Set down every record once more, exactly as given.

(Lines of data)
# # # # #

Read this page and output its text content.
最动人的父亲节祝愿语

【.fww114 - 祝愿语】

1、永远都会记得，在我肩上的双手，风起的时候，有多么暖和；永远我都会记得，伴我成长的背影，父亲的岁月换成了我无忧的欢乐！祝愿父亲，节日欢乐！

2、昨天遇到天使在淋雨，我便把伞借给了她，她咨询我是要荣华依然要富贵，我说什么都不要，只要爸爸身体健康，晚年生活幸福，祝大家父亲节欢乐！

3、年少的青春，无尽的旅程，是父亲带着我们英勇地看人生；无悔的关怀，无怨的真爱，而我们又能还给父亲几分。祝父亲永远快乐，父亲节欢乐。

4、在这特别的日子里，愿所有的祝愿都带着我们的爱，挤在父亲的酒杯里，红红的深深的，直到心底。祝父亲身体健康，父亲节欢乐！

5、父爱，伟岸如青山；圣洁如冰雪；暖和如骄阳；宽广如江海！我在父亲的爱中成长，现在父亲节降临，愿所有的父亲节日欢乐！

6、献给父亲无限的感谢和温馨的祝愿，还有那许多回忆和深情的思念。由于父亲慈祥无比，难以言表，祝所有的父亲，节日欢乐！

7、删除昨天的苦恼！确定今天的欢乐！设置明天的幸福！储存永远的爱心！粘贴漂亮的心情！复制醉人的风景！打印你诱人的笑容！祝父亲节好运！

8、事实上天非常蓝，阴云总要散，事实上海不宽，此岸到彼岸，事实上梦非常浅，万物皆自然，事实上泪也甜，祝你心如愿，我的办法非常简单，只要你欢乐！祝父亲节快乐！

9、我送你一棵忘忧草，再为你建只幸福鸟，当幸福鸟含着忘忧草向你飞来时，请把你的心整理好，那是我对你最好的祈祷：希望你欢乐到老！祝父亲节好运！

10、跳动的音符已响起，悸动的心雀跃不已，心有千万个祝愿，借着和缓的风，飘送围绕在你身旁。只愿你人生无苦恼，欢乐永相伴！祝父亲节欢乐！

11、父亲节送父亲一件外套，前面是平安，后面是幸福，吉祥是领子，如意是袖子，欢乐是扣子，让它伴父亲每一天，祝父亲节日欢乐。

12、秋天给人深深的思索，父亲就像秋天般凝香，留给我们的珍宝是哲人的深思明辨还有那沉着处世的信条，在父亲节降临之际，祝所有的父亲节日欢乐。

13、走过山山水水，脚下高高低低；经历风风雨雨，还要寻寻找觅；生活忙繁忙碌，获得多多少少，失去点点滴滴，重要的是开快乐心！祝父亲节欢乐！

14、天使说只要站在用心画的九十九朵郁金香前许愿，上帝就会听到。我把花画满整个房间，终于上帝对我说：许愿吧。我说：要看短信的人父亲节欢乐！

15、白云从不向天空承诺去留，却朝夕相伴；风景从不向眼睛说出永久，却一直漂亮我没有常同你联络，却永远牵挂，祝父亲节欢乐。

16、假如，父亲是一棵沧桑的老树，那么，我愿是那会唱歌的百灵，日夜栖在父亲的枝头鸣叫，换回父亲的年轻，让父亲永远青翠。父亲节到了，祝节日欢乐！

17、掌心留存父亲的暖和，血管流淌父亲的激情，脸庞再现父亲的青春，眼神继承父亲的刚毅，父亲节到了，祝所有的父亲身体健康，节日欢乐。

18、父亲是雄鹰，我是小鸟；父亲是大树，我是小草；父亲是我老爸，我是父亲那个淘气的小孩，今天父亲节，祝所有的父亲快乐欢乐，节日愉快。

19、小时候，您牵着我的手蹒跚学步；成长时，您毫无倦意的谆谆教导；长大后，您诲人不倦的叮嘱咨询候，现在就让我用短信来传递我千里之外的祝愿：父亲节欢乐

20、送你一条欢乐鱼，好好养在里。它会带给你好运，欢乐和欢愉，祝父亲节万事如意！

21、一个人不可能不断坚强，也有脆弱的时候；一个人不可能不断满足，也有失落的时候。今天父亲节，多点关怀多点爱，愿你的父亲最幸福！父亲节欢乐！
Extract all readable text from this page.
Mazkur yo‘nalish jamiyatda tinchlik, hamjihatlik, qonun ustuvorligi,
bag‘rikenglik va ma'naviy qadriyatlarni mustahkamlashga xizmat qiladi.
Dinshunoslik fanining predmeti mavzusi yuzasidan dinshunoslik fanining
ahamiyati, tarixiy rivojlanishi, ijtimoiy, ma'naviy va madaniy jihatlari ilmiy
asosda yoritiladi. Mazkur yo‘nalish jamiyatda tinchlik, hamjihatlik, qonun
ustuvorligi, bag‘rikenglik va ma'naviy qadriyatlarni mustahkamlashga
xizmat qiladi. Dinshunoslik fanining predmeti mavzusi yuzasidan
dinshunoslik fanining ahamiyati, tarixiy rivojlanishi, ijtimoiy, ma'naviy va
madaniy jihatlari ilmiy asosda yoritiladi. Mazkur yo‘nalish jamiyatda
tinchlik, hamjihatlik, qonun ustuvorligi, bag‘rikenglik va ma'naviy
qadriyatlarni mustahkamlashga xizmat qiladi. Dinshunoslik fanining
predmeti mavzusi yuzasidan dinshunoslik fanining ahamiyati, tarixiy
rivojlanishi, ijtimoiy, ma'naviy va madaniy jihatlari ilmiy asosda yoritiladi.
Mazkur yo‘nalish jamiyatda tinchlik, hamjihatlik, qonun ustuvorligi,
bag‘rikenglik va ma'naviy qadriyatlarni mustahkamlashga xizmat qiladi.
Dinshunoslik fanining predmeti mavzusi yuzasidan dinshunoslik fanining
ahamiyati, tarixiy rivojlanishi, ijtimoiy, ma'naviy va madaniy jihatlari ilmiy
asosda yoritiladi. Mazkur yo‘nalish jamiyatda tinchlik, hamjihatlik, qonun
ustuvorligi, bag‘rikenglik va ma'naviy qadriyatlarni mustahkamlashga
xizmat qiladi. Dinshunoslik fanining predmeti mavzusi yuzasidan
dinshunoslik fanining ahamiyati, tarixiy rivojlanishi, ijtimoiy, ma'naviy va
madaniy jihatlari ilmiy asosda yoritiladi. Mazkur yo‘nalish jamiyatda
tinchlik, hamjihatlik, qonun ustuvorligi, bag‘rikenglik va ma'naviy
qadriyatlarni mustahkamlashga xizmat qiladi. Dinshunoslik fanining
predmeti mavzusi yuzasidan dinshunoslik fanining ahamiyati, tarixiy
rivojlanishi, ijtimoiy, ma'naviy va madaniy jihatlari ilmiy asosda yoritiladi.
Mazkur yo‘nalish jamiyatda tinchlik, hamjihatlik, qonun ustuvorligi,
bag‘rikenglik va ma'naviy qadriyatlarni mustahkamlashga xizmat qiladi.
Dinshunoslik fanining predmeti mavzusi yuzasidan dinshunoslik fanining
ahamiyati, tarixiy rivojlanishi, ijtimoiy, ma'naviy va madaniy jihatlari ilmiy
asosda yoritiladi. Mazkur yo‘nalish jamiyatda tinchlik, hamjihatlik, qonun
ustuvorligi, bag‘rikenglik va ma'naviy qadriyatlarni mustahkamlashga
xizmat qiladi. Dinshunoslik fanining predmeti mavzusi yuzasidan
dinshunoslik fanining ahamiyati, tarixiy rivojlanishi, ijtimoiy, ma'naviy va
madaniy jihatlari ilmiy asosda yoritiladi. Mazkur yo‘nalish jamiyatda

# # # # #

Complete answer:
Read this page and output its text content.
最动人的父亲节祝愿语

【.fww114 - 祝愿语】

1、永远都会记得，在我肩上的双手，风起的时候，有多么暖和；永远我都会记得，伴我成长的背影，父亲的岁月换成了我无忧的欢乐！祝愿父亲，节日欢乐！

2、昨天遇到天使在淋雨，我便把伞借给了她，她咨询我是要荣华依然要富贵，我说什么都不要，只要爸爸身体健康，晚年生活幸福，祝大家父亲节欢乐！

3、年少的青春，无尽的旅程，是父亲带着我们英勇地看人生；无悔的关怀，无怨的真爱，而我们又能还给父亲几分。祝父亲永远快乐，父亲节欢乐。

4、在这特别的日子里，愿所有的祝愿都带着我们的爱，挤在父亲的酒杯里，红红的深深的，直到心底。祝父亲身体健康，父亲节欢乐！

5、父爱，伟岸如青山；圣洁如冰雪；暖和如骄阳；宽广如江海！我在父亲的爱中成长，现在父亲节降临，愿所有的父亲节日欢乐！

6、献给父亲无限的感谢和温馨的祝愿，还有那许多回忆和深情的思念。由于父亲慈祥无比，难以言表，祝所有的父亲，节日欢乐！

7、删除昨天的苦恼！确定今天的欢乐！设置明天的幸福！储存永远的爱心！粘贴漂亮的心情！复制醉人的风景！打印你诱人的笑容！祝父亲节好运！

8、事实上天非常蓝，阴云总要散，事实上海不宽，此岸到彼岸，事实上梦非常浅，万物皆自然，事实上泪也甜，祝你心如愿，我的办法非常简单，只要你欢乐！祝父亲节快乐！

9、我送你一棵忘忧草，再为你建只幸福鸟，当幸福鸟含着忘忧草向你飞来时，请把你的心整理好，那是我对你最好的祈祷：希望你欢乐到老！祝父亲节好运！

10、跳动的音符已响起，悸动的心雀跃不已，心有千万个祝愿，借着和缓的风，飘送围绕在你身旁。只愿你人生无苦恼，欢乐永相伴！祝父亲节欢乐！

11、父亲节送父亲一件外套，前面是平安，后面是幸福，吉祥是领子，如意是袖子，欢乐是扣子，让它伴父亲每一天，祝父亲节日欢乐。

12、秋天给人深深的思索，父亲就像秋天般凝香，留给我们的珍宝是哲人的深思明辨还有那沉着处世的信条，在父亲节降临之际，祝所有的父亲节日欢乐。

13、走过山山水水，脚下高高低低；经历风风雨雨，还要寻寻找觅；生活忙繁忙碌，获得多多少少，失去点点滴滴，重要的是开快乐心！祝父亲节欢乐！

14、天使说只要站在用心画的九十九朵郁金香前许愿，上帝就会听到。我把花画满整个房间，终于上帝对我说：许愿吧。我说：要看短信的人父亲节欢乐！

15、白云从不向天空承诺去留，却朝夕相伴；风景从不向眼睛说出永久，却一直漂亮我没有常同你联络，却永远牵挂，祝父亲节欢乐。

16、假如，父亲是一棵沧桑的老树，那么，我愿是那会唱歌的百灵，日夜栖在父亲的枝头鸣叫，换回父亲的年轻，让父亲永远青翠。父亲节到了，祝节日欢乐！

17、掌心留存父亲的暖和，血管流淌父亲的激情，脸庞再现父亲的青春，眼神继承父亲的刚毅，父亲节到了，祝所有的父亲身体健康，节日欢乐。

18、父亲是雄鹰，我是小鸟；父亲是大树，我是小草；父亲是我老爸，我是父亲那个淘气的小孩，今天父亲节，祝所有的父亲快乐欢乐，节日愉快。

19、小时候，您牵着我的手蹒跚学步；成长时，您毫无倦意的谆谆教导；长大后，您诲人不倦的叮嘱咨询候，现在就让我用短信来传递我千里之外的祝愿：父亲节欢乐

20、送你一条欢乐鱼，好好养在里。它会带给你好运，欢乐和欢愉，祝父亲节万事如意！

21、一个人不可能不断坚强，也有脆弱的时候；一个人不可能不断满足，也有失落的时候。今天父亲节，多点关怀多点爱，愿你的父亲最幸福！父亲节欢乐！
Extract all readable text from this page.
Mazkur yo‘nalish jamiyatda tinchlik, hamjihatlik, qonun ustuvorligi,
bag‘rikenglik va ma'naviy qadriyatlarni mustahkamlashga xizmat qiladi.
Dinshunoslik fanining predmeti mavzusi yuzasidan dinshunoslik fanining
ahamiyati, tarixiy rivojlanishi, ijtimoiy, ma'naviy va madaniy jihatlari ilmiy
asosda yoritiladi. Mazkur yo‘nalish jamiyatda tinchlik, hamjihatlik, qonun
ustuvorligi, bag‘rikenglik va ma'naviy qadriyatlarni mustahkamlashga
xizmat qiladi. Dinshunoslik fanining predmeti mavzusi yuzasidan
dinshunoslik fanining ahamiyati, tarixiy rivojlanishi, ijtimoiy, ma'naviy va
madaniy jihatlari ilmiy asosda yoritiladi. Mazkur yo‘nalish jamiyatda
tinchlik, hamjihatlik, qonun ustuvorligi, bag‘rikenglik va ma'naviy
qadriyatlarni mustahkamlashga xizmat qiladi. Dinshunoslik fanining
predmeti mavzusi yuzasidan dinshunoslik fanining ahamiyati, tarixiy
rivojlanishi, ijtimoiy, ma'naviy va madaniy jihatlari ilmiy asosda yoritiladi.
Mazkur yo‘nalish jamiyatda tinchlik, hamjihatlik, qonun ustuvorligi,
bag‘rikenglik va ma'naviy qadriyatlarni mustahkamlashga xizmat qiladi.
Dinshunoslik fanining predmeti mavzusi yuzasidan dinshunoslik fanining
ahamiyati, tarixiy rivojlanishi, ijtimoiy, ma'naviy va madaniy jihatlari ilmiy
asosda yoritiladi. Mazkur yo‘nalish jamiyatda tinchlik, hamjihatlik, qonun
ustuvorligi, bag‘rikenglik va ma'naviy qadriyatlarni mustahkamlashga
xizmat qiladi. Dinshunoslik fanining predmeti mavzusi yuzasidan
dinshunoslik fanining ahamiyati, tarixiy rivojlanishi, ijtimoiy, ma'naviy va
madaniy jihatlari ilmiy asosda yoritiladi. Mazkur yo‘nalish jamiyatda
tinchlik, hamjihatlik, qonun ustuvorligi, bag‘rikenglik va ma'naviy
qadriyatlarni mustahkamlashga xizmat qiladi. Dinshunoslik fanining
predmeti mavzusi yuzasidan dinshunoslik fanining ahamiyati, tarixiy
rivojlanishi, ijtimoiy, ma'naviy va madaniy jihatlari ilmiy asosda yoritiladi.
Mazkur yo‘nalish jamiyatda tinchlik, hamjihatlik, qonun ustuvorligi,
bag‘rikenglik va ma'naviy qadriyatlarni mustahkamlashga xizmat qiladi.
Dinshunoslik fanining predmeti mavzusi yuzasidan dinshunoslik fanining
ahamiyati, tarixiy rivojlanishi, ijtimoiy, ma'naviy va madaniy jihatlari ilmiy
asosda yoritiladi. Mazkur yo‘nalish jamiyatda tinchlik, hamjihatlik, qonun
ustuvorligi, bag‘rikenglik va ma'naviy qadriyatlarni mustahkamlashga
xizmat qiladi. Dinshunoslik fanining predmeti mavzusi yuzasidan
dinshunoslik fanining ahamiyati, tarixiy rivojlanishi, ijtimoiy, ma'naviy va
madaniy jihatlari ilmiy asosda yoritiladi. Mazkur yo‘nalish jamiyatda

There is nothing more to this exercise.